(Raw records)
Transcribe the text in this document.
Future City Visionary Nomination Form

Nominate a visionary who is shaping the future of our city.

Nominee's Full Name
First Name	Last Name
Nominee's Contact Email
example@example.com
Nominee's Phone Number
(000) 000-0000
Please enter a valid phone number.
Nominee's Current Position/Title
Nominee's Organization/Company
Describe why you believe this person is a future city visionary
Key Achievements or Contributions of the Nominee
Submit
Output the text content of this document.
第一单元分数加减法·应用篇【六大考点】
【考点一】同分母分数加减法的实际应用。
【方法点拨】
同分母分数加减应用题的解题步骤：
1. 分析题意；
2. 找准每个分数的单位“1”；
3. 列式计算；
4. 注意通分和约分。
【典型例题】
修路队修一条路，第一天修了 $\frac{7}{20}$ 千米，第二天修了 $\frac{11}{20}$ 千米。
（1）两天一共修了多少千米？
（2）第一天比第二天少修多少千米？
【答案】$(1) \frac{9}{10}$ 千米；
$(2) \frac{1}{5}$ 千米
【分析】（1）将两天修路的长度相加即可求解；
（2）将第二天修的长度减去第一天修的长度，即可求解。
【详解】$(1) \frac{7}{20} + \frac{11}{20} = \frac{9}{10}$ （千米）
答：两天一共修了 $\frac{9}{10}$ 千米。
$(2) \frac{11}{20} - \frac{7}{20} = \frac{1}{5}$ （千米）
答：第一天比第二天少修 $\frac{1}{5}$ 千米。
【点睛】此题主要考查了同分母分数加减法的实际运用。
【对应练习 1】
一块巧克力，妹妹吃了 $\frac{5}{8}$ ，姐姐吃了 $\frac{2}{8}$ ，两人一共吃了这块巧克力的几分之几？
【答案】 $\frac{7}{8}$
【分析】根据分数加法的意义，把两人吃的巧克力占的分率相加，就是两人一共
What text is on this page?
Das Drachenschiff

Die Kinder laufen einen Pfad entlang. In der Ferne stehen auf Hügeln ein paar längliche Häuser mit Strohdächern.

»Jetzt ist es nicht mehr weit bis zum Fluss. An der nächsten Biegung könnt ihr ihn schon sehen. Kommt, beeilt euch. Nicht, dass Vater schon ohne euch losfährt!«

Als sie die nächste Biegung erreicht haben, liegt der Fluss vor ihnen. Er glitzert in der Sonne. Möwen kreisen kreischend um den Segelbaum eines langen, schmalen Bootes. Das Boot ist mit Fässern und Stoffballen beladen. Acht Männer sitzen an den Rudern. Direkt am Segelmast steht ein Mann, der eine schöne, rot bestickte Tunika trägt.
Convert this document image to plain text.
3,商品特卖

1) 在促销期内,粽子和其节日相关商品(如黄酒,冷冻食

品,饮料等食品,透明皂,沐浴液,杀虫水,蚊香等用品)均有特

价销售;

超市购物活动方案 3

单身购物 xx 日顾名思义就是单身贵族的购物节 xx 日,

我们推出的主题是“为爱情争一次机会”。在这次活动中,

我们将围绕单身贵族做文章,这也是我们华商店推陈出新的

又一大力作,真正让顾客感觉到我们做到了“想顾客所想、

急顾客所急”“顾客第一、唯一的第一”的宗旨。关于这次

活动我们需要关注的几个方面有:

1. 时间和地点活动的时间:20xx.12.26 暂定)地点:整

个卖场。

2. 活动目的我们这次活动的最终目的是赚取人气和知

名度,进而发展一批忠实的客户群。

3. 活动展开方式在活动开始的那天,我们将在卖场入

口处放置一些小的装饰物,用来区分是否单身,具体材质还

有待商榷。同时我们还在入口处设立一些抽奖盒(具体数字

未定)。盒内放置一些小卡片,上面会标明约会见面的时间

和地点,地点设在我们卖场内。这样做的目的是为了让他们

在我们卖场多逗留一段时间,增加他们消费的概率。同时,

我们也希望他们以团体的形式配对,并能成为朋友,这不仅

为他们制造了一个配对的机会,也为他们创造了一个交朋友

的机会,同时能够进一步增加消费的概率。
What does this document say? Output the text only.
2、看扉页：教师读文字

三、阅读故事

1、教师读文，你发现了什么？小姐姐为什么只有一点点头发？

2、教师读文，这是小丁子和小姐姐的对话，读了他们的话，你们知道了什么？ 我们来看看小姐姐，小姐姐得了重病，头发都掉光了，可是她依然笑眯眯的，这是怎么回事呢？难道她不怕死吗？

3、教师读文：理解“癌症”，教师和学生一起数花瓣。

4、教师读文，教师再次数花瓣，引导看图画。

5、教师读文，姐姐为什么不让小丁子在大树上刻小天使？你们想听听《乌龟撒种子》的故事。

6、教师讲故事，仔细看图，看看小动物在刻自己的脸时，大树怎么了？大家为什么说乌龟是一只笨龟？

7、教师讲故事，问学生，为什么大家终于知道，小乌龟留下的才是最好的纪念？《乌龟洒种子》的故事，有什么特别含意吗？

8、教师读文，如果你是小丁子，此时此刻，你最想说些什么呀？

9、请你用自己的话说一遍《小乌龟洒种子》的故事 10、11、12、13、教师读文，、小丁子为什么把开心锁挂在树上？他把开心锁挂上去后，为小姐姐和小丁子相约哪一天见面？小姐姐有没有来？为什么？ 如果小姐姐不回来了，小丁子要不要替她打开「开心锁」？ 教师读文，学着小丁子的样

» **CHALLENGE**
Repeat the line that contains "What does this", then every line after it until the records end, with nothing added.

» **SOLUTION BELOW**
What does this document say? Output the text only.
2、看扉页：教师读文字

三、阅读故事

1、教师读文，你发现了什么？小姐姐为什么只有一点点头发？

2、教师读文，这是小丁子和小姐姐的对话，读了他们的话，你们知道了什么？ 我们来看看小姐姐，小姐姐得了重病，头发都掉光了，可是她依然笑眯眯的，这是怎么回事呢？难道她不怕死吗？

3、教师读文：理解“癌症”，教师和学生一起数花瓣。

4、教师读文，教师再次数花瓣，引导看图画。

5、教师读文，姐姐为什么不让小丁子在大树上刻小天使？你们想听听《乌龟撒种子》的故事。

6、教师讲故事，仔细看图，看看小动物在刻自己的脸时，大树怎么了？大家为什么说乌龟是一只笨龟？

7、教师讲故事，问学生，为什么大家终于知道，小乌龟留下的才是最好的纪念？《乌龟洒种子》的故事，有什么特别含意吗？

8、教师读文，如果你是小丁子，此时此刻，你最想说些什么呀？

9、请你用自己的话说一遍《小乌龟洒种子》的故事 10、11、12、13、教师读文，、小丁子为什么把开心锁挂在树上？他把开心锁挂上去后，为小姐姐和小丁子相约哪一天见面？小姐姐有没有来？为什么？ 如果小姐姐不回来了，小丁子要不要替她打开「开心锁」？ 教师读文，学着小丁子的样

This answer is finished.